** Brief **
Below are records to repeat exactly. Omit the pictures from the copy.

····················

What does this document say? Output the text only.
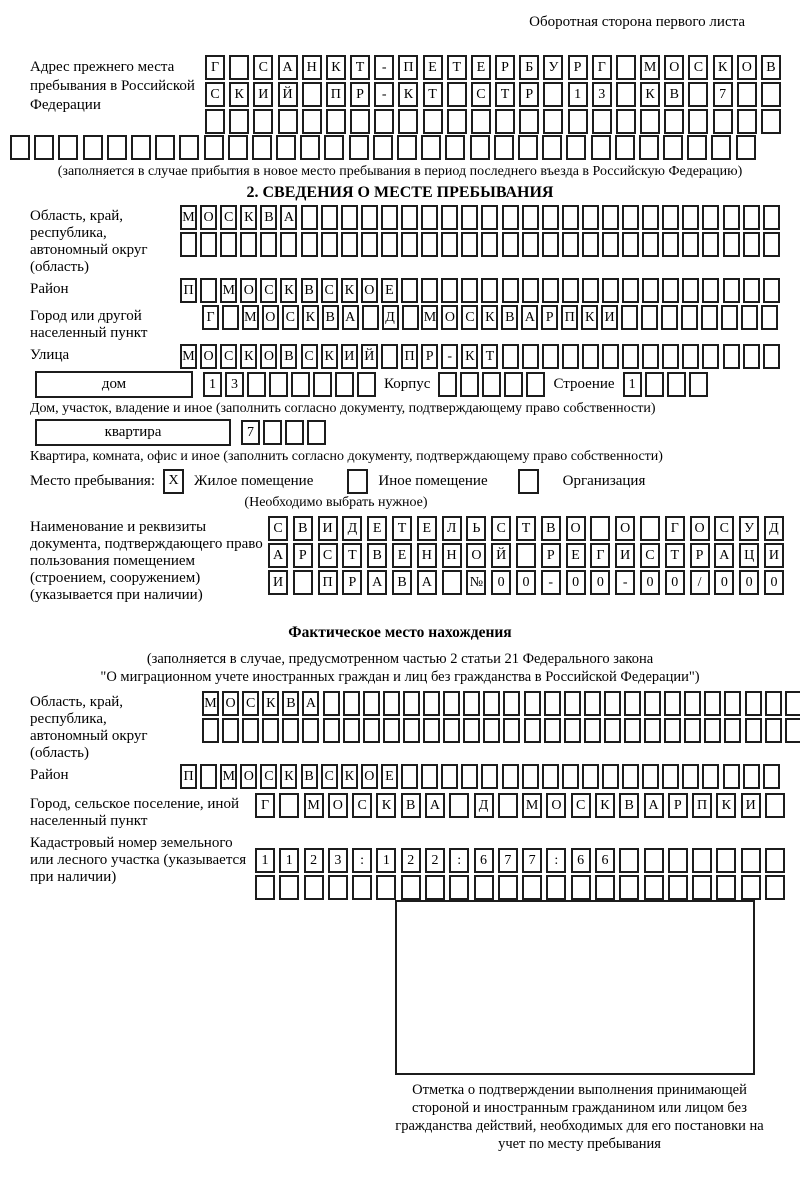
Оборотная сторона первого листа
Адрес прежнего места пребывания в Российской Федерации
Г	С	А	Н	К	Т	-	П	Е	Т	Е	Р	Б	У	Р	Г	М О	С	К	О	В
С	К	И	Й	П	Р	-	К	Т	С	Т	Р	1	3	К	В	7
(заполняется в случае прибытия в новое место пребывания в период последнего въезда в Российскую Федерацию)
2. СВЕДЕНИЯ О МЕСТЕ ПРЕБЫВАНИЯ
Область, край, республика, автономный округ (область)
М О С К В А
Район	П М О С К В С К О Е
Город или другой населенный пункт
Г	М О С К В А Д М О С К В А Р П К И
Улица	М О С К О В С К И Й П Р - К Т
дом	1	3	Корпус	Строение	1
Дом, участок, владение и иное (заполнить согласно документу, подтверждающему право собственности)
квартира	7
Квартира, комната, офис и иное (заполнить согласно документу, подтверждающему право собственности)
Место пребывания: X	Жилое помещение	Иное помещение	Организация
(Необходимо выбрать нужное)
Наименование и реквизиты документа, подтверждающего право пользования помещением (строением, сооружением) (указывается при наличии)
С	В	И	Д	Е	Т	Е	Л	Ь	С	Т	В	О	О	Г	О	С	У	Д
А	Р	С	Т	В	Е	Н	Н	О	Й	Р	Е	Г	И	С	Т	Р	А	Ц	И
И	П	Р	А	В	А	№	0	0	-	0	0	-	0	0	/	0	0	0
Фактическое место нахождения
(заполняется в случае, предусмотренном частью 2 статьи 21 Федерального закона
"О миграционном учете иностранных граждан и лиц без гражданства в Российской Федерации")
Область, край, республика, автономный округ (область)
М О С К В А
Район	П М О С К В С К О Е
Город, сельское поселение, иной населенный пункт
Г	М О	С	К	В	А	Д	М О	С	К	В	А	Р	П	К	И
Кадастровый номер земельного или лесного участка (указывается при наличии)
1	1	2	3	:	1	2	2	:	6	7	7	:	6	6
Отметка о подтверждении выполнения принимающей стороной и иностранным гражданином или лицом без гражданства действий, необходимых для его постановки на учет по месту пребывания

····················

** Result **
What does this document say? Output the text only.
Оборотная сторона первого листа
Адрес прежнего места пребывания в Российской Федерации
Г	С	А	Н	К	Т	-	П	Е	Т	Е	Р	Б	У	Р	Г	М О	С	К	О	В
С	К	И	Й	П	Р	-	К	Т	С	Т	Р	1	3	К	В	7
(заполняется в случае прибытия в новое место пребывания в период последнего въезда в Российскую Федерацию)
2. СВЕДЕНИЯ О МЕСТЕ ПРЕБЫВАНИЯ
Область, край, республика, автономный округ (область)
М О С К В А
Район	П М О С К В С К О Е
Город или другой населенный пункт
Г	М О С К В А Д М О С К В А Р П К И
Улица	М О С К О В С К И Й П Р - К Т
дом	1	3	Корпус	Строение	1
Дом, участок, владение и иное (заполнить согласно документу, подтверждающему право собственности)
квартира	7
Квартира, комната, офис и иное (заполнить согласно документу, подтверждающему право собственности)
Место пребывания: X	Жилое помещение	Иное помещение	Организация
(Необходимо выбрать нужное)
Наименование и реквизиты документа, подтверждающего право пользования помещением (строением, сооружением) (указывается при наличии)
С	В	И	Д	Е	Т	Е	Л	Ь	С	Т	В	О	О	Г	О	С	У	Д
А	Р	С	Т	В	Е	Н	Н	О	Й	Р	Е	Г	И	С	Т	Р	А	Ц	И
И	П	Р	А	В	А	№	0	0	-	0	0	-	0	0	/	0	0	0
Фактическое место нахождения
(заполняется в случае, предусмотренном частью 2 статьи 21 Федерального закона
"О миграционном учете иностранных граждан и лиц без гражданства в Российской Федерации")
Область, край, республика, автономный округ (область)
М О С К В А
Район	П М О С К В С К О Е
Город, сельское поселение, иной населенный пункт
Г	М О	С	К	В	А	Д	М О	С	К	В	А	Р	П	К	И
Кадастровый номер земельного или лесного участка (указывается при наличии)
1	1	2	3	:	1	2	2	:	6	7	7	:	6	6
Отметка о подтверждении выполнения принимающей стороной и иностранным гражданином или лицом без гражданства действий, необходимых для его постановки на учет по месту пребывания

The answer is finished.